[Rows from a dataset]
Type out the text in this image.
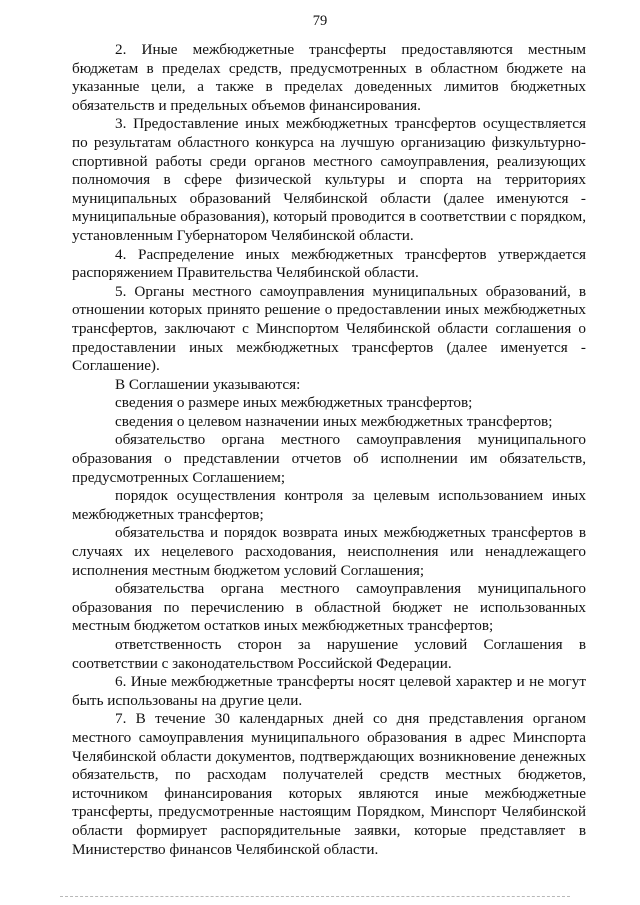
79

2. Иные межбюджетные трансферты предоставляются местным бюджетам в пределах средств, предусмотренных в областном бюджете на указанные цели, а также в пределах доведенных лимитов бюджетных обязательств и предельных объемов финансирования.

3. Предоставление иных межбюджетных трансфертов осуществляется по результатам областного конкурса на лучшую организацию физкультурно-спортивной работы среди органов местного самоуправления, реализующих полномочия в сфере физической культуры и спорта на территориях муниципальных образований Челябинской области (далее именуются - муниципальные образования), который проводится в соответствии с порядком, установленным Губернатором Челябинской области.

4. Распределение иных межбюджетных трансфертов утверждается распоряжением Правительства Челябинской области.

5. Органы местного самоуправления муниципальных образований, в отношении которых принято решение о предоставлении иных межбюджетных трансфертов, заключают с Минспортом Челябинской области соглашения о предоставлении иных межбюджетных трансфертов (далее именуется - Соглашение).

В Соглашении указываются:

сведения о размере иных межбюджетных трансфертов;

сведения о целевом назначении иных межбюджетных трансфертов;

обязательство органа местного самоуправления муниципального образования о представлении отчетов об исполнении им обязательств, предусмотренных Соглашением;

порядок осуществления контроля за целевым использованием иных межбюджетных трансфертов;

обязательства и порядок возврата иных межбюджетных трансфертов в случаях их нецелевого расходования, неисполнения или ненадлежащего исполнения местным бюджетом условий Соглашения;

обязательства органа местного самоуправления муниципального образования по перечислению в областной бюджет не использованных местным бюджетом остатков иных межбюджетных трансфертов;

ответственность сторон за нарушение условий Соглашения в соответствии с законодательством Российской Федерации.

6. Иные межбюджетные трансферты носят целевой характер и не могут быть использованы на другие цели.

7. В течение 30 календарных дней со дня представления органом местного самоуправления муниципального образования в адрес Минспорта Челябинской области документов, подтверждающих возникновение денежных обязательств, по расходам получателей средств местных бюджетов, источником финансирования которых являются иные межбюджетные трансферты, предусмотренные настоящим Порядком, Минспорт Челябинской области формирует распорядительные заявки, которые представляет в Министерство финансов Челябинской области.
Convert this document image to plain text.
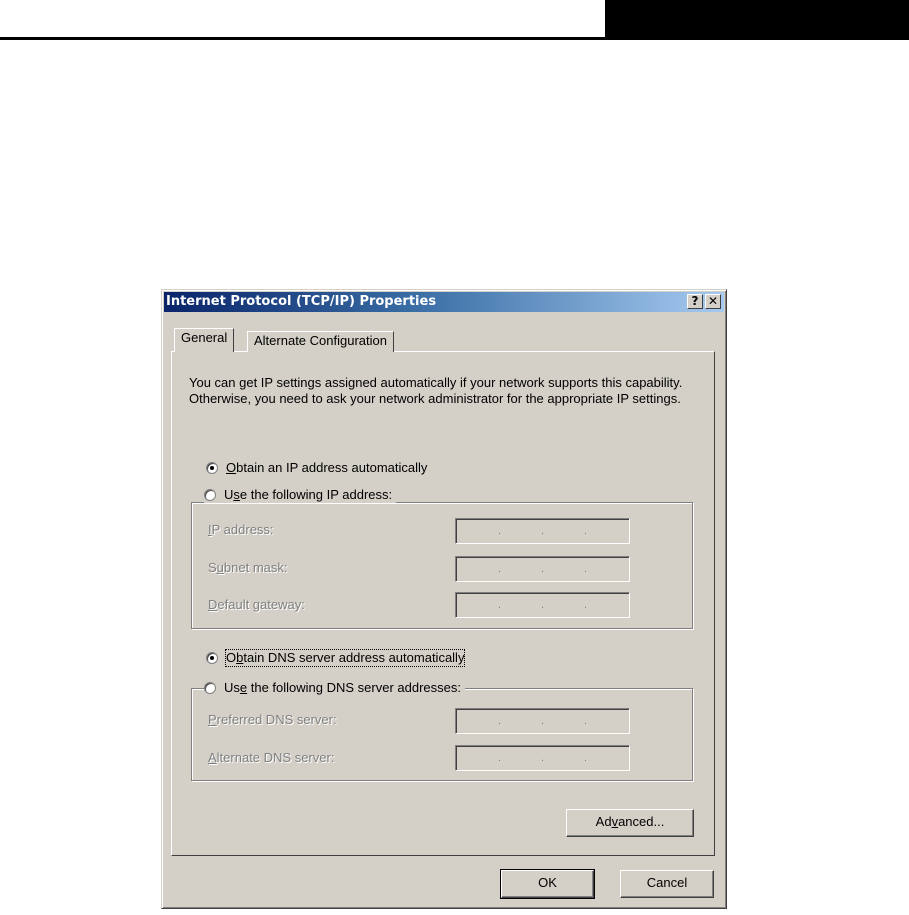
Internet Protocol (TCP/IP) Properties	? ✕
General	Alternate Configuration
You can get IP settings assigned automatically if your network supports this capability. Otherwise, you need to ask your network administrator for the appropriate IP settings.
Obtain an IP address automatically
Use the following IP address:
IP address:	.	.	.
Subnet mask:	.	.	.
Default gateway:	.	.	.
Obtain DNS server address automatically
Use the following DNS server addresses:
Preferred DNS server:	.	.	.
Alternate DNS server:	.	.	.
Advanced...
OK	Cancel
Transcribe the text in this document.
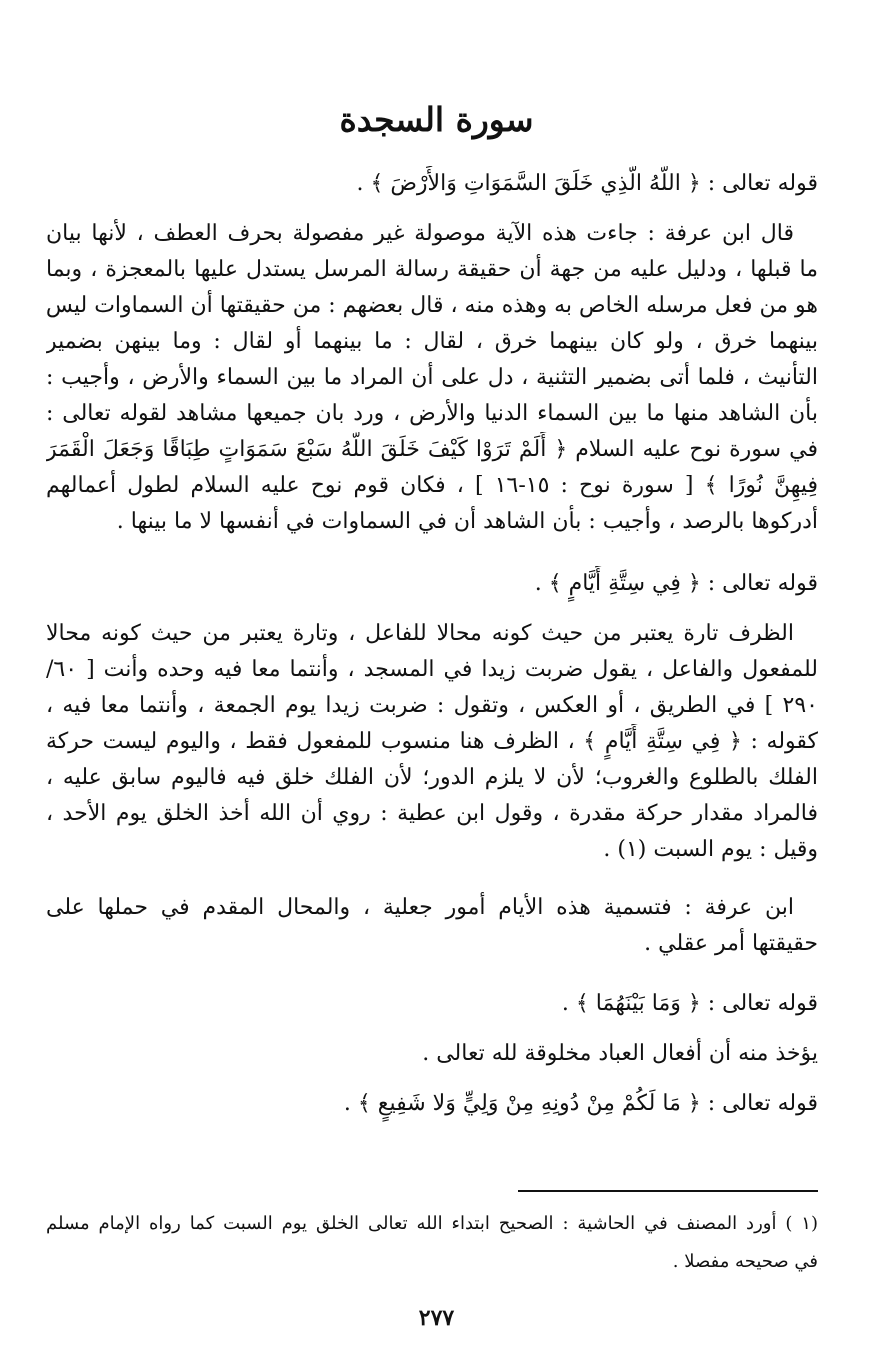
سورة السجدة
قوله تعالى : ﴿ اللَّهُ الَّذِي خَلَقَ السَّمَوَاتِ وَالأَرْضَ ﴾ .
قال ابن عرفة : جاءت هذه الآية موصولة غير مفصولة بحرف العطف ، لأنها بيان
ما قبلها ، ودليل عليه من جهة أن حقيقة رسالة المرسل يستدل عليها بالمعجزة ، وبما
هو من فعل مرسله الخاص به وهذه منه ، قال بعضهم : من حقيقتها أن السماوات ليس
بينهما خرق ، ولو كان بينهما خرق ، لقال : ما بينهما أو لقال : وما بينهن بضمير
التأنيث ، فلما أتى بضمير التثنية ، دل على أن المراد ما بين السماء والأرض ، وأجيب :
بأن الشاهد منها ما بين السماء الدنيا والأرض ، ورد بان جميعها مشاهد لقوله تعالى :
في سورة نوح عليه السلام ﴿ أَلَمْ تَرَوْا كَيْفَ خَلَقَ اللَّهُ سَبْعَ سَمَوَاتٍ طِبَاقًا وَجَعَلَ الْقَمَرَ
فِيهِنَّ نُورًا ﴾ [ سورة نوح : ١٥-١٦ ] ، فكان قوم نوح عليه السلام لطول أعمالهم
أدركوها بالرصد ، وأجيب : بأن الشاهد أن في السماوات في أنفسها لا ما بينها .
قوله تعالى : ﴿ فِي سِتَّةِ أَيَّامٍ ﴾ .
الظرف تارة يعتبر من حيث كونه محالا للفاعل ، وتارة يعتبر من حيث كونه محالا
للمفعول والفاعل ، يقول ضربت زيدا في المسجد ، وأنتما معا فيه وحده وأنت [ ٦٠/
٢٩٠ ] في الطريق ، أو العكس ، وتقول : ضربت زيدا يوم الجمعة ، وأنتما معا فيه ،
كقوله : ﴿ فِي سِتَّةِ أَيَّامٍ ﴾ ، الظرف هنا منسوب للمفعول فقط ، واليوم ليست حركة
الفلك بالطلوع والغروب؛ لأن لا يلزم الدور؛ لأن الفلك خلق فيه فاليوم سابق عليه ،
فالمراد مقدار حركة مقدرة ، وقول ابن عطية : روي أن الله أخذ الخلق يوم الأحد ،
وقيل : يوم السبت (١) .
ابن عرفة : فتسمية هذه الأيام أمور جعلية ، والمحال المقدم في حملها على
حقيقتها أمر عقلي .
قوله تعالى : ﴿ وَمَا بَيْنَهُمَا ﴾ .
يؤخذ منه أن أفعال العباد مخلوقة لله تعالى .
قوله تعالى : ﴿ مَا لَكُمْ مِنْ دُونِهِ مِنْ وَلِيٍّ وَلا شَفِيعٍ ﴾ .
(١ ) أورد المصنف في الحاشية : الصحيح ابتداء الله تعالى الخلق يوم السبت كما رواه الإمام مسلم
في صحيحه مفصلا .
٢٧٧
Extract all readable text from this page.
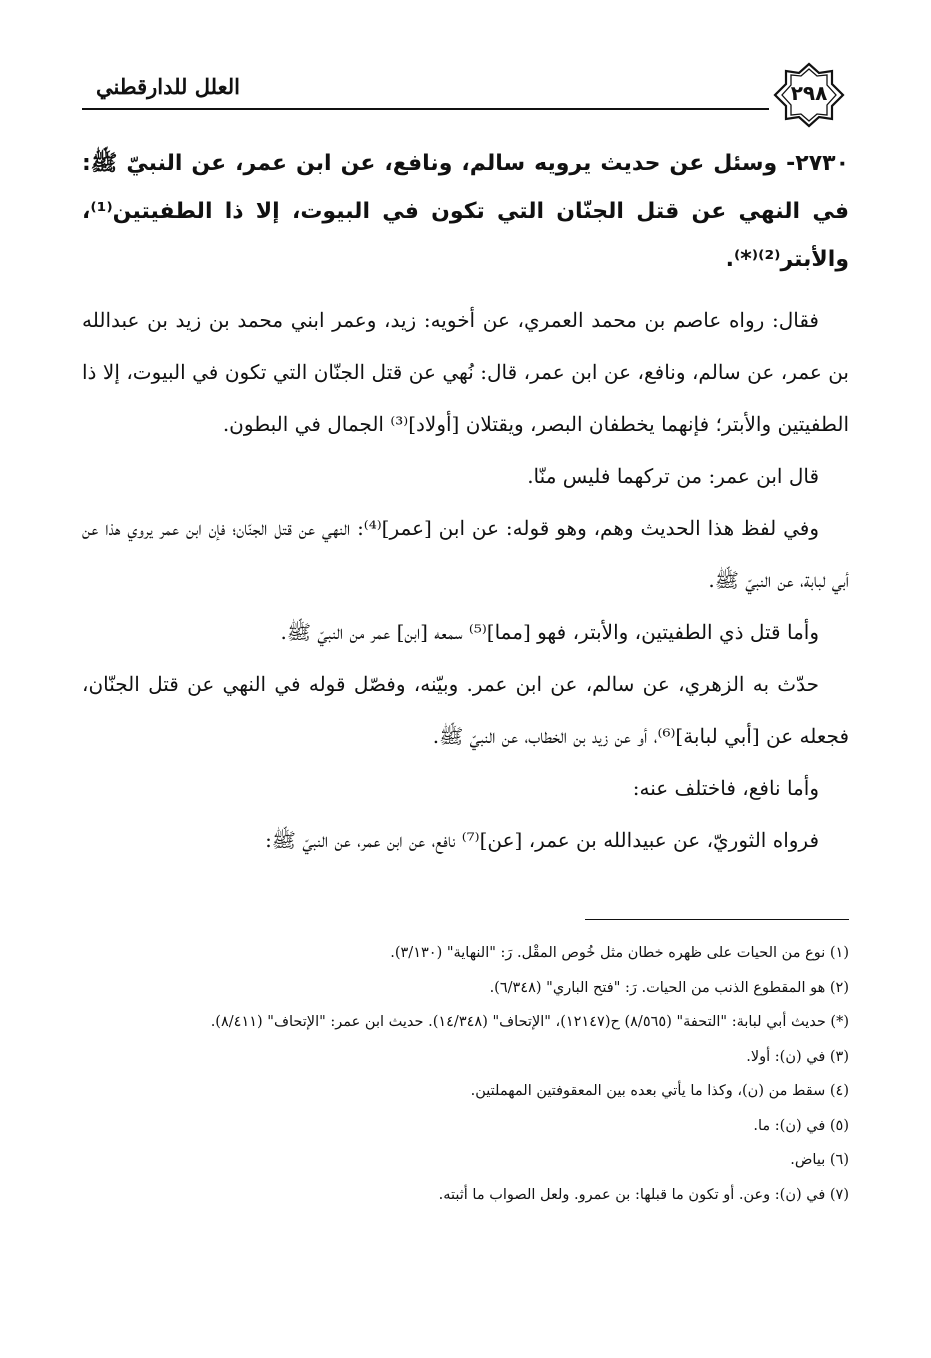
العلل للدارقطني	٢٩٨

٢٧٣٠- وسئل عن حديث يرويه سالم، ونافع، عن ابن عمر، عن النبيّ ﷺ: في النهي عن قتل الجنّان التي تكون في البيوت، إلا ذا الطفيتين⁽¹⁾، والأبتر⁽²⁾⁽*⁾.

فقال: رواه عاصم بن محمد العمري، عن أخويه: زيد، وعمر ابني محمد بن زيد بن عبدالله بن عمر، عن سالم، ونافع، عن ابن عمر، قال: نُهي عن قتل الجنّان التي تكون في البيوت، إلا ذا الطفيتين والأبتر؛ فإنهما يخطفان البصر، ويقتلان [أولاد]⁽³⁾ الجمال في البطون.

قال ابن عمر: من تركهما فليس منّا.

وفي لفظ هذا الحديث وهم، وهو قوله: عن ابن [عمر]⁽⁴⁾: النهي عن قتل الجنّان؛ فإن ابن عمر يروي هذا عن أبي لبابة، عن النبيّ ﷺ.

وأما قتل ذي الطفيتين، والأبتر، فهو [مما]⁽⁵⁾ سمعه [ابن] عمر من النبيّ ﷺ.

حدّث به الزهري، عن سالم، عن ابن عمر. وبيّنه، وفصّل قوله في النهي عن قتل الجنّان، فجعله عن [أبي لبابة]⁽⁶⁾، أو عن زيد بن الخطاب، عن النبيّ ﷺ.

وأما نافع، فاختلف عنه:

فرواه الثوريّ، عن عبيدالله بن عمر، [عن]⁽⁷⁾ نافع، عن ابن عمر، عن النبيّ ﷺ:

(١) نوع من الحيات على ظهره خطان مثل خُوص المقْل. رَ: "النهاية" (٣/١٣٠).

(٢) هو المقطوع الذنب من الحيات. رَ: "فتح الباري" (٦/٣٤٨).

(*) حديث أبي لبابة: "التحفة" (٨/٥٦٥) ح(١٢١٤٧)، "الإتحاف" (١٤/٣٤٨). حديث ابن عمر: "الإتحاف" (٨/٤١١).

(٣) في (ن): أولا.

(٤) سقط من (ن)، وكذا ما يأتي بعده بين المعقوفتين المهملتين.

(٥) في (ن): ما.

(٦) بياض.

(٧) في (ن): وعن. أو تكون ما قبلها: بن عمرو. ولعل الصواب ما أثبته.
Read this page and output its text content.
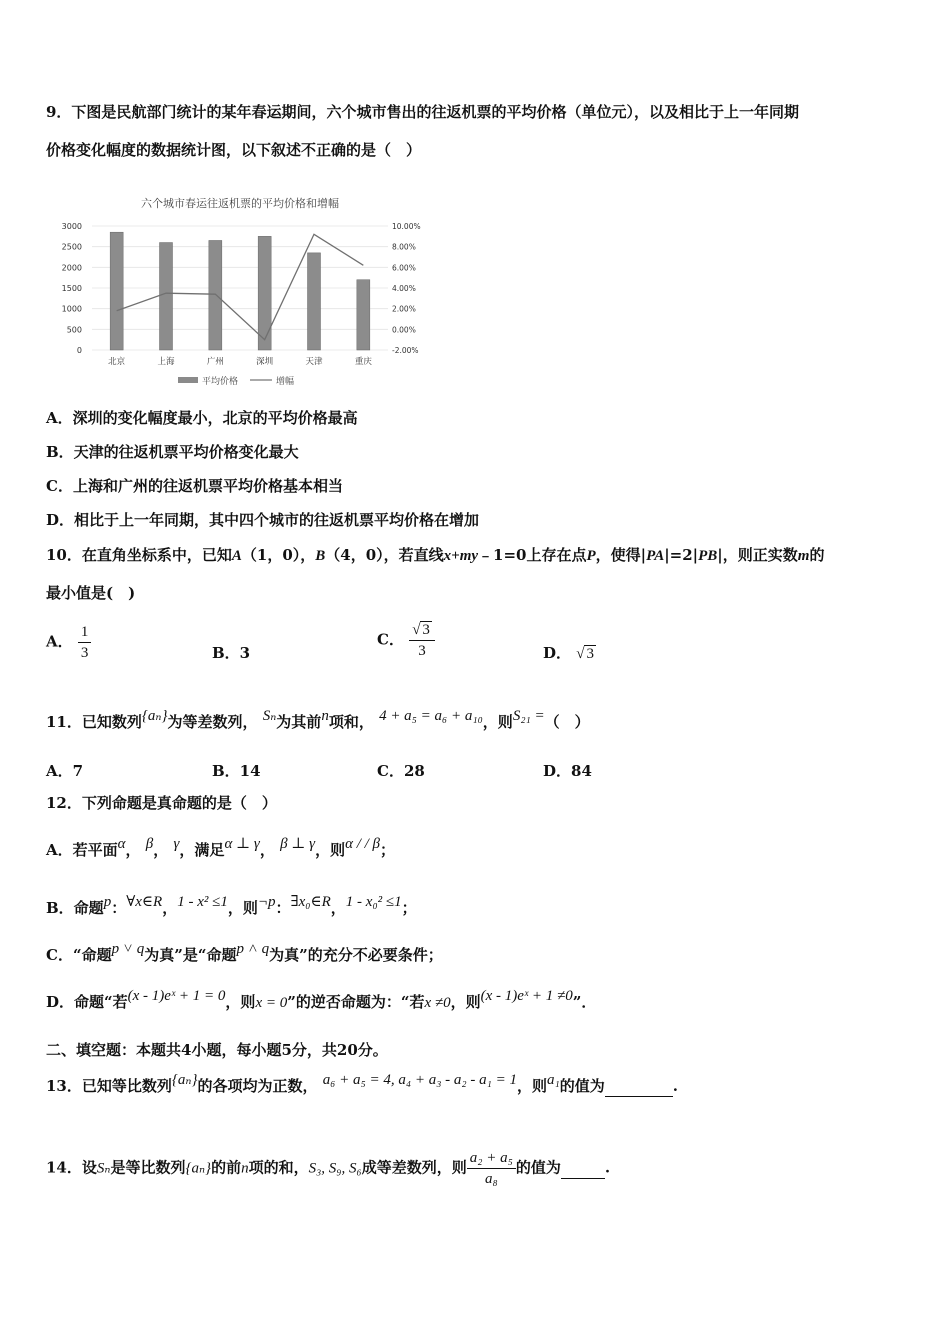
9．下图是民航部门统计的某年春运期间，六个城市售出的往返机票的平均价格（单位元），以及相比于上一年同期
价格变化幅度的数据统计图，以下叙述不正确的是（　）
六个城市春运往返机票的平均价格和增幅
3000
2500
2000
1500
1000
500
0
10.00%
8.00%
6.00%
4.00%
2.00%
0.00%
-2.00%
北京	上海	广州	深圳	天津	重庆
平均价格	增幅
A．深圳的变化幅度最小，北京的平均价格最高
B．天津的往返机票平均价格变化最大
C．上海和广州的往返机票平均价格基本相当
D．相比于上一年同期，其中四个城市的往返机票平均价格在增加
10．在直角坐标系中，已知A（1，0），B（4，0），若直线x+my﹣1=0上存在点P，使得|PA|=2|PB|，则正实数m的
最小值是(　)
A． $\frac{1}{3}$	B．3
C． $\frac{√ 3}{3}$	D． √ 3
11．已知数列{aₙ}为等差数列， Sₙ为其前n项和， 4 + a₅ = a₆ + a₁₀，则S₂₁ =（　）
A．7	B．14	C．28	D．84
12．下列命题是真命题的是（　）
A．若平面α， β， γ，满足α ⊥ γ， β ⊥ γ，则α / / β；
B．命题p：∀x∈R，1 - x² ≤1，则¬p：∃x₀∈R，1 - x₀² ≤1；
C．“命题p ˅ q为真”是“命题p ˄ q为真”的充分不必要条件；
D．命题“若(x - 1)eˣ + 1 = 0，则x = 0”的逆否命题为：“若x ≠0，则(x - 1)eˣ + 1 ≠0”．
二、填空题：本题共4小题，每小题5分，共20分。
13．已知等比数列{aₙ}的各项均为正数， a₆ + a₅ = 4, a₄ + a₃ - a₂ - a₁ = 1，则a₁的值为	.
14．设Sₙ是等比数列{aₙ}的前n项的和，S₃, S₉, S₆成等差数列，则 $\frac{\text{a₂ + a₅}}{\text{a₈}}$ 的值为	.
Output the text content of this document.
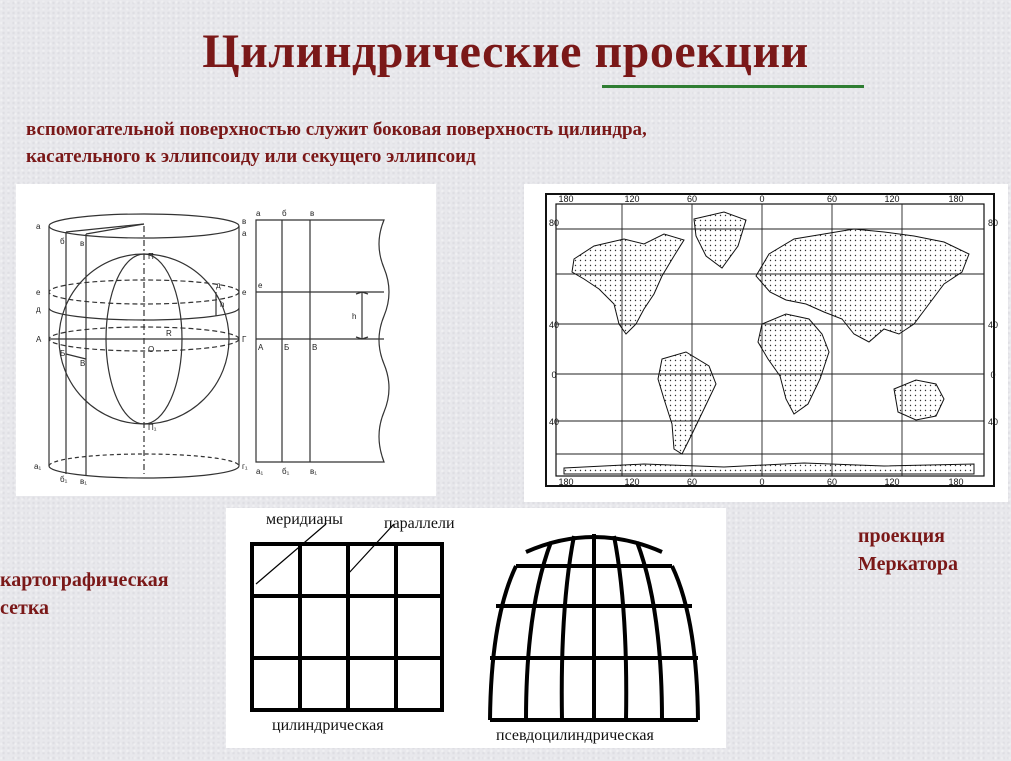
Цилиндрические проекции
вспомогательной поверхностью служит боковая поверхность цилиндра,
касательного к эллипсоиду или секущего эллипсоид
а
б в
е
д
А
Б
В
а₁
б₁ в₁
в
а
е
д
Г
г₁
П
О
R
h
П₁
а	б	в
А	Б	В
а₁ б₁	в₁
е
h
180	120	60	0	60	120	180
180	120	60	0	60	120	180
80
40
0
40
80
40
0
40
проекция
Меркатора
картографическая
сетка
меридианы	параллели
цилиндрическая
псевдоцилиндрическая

* TASK GOAL
Extract the lines beginning with the one that contains "Output the text content of this document." and ending with the last line of the listing. Keep them exact and drop the pictures.

* TASK ANSWER
Output the text content of this document.
Цилиндрические проекции
вспомогательной поверхностью служит боковая поверхность цилиндра,
касательного к эллипсоиду или секущего эллипсоид
а
б в
е
д
А
Б
В
а₁
б₁ в₁
в
а
е
д
Г
г₁
П
О
R
h
П₁
а	б	в
А	Б	В
а₁ б₁	в₁
е
h
180	120	60	0	60	120	180
180	120	60	0	60	120	180
80
40
0
40
80
40
0
40
проекция
Меркатора
картографическая
сетка
меридианы	параллели
цилиндрическая
псевдоцилиндрическая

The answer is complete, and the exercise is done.